→ Exercise:
Return the material word for word. Do not include the pictures.

→ Dataset rows:
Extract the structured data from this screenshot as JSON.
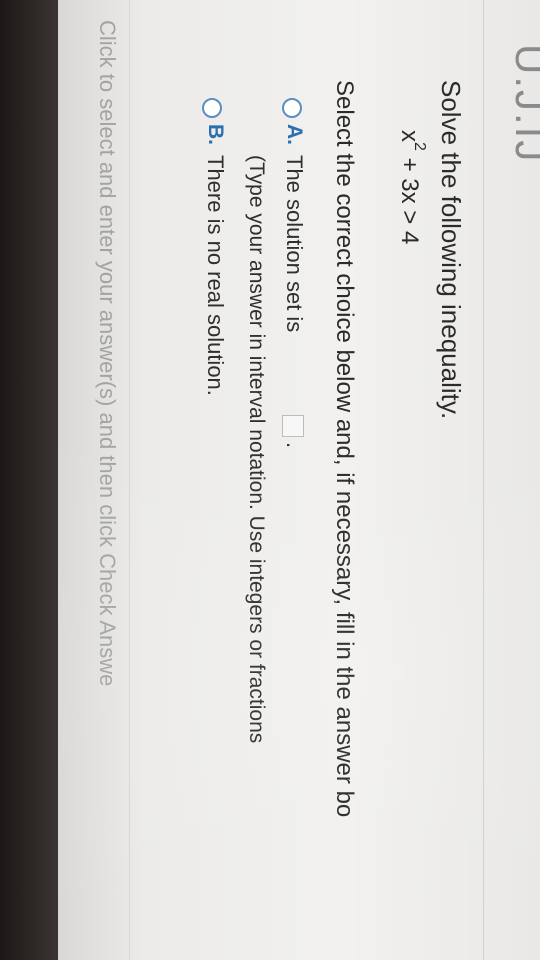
{
  "header": {
    "problem_number": "U.J.IJ"
  },
  "question": {
    "prompt": "Solve the following inequality.",
    "equation_base": "x",
    "equation_exponent": "2",
    "equation_rest": " + 3x > 4",
    "instruction": "Select the correct choice below and, if necessary, fill in the answer bo"
  },
  "choices": [
    {
      "letter": "A.",
      "text": "The solution set is",
      "hint": "(Type your answer in interval notation. Use integers or fractions",
      "answer_value": "",
      "period": "."
    },
    {
      "letter": "B.",
      "text": "There is no real solution."
    }
  ],
  "footer": {
    "text": "Click to select and enter your answer(s) and then click Check Answe"
  },
  "colors": {
    "accent": "#2a6fb0",
    "radio_border": "#5a8fc0",
    "footer_text": "#a3a3a3"
  }
}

→ Solution to the exercise:
Extract the structured data from this screenshot as JSON.
{
  "header": {
    "problem_number": "U.J.IJ"
  },
  "question": {
    "prompt": "Solve the following inequality.",
    "equation_base": "x",
    "equation_exponent": "2",
    "equation_rest": " + 3x > 4",
    "instruction": "Select the correct choice below and, if necessary, fill in the answer bo"
  },
  "choices": [
    {
      "letter": "A.",
      "text": "The solution set is",
      "hint": "(Type your answer in interval notation. Use integers or fractions",
      "answer_value": "",
      "period": "."
    },
    {
      "letter": "B.",
      "text": "There is no real solution."
    }
  ],
  "footer": {
    "text": "Click to select and enter your answer(s) and then click Check Answe"
  },
  "colors": {
    "accent": "#2a6fb0",
    "radio_border": "#5a8fc0",
    "footer_text": "#a3a3a3"
  }
}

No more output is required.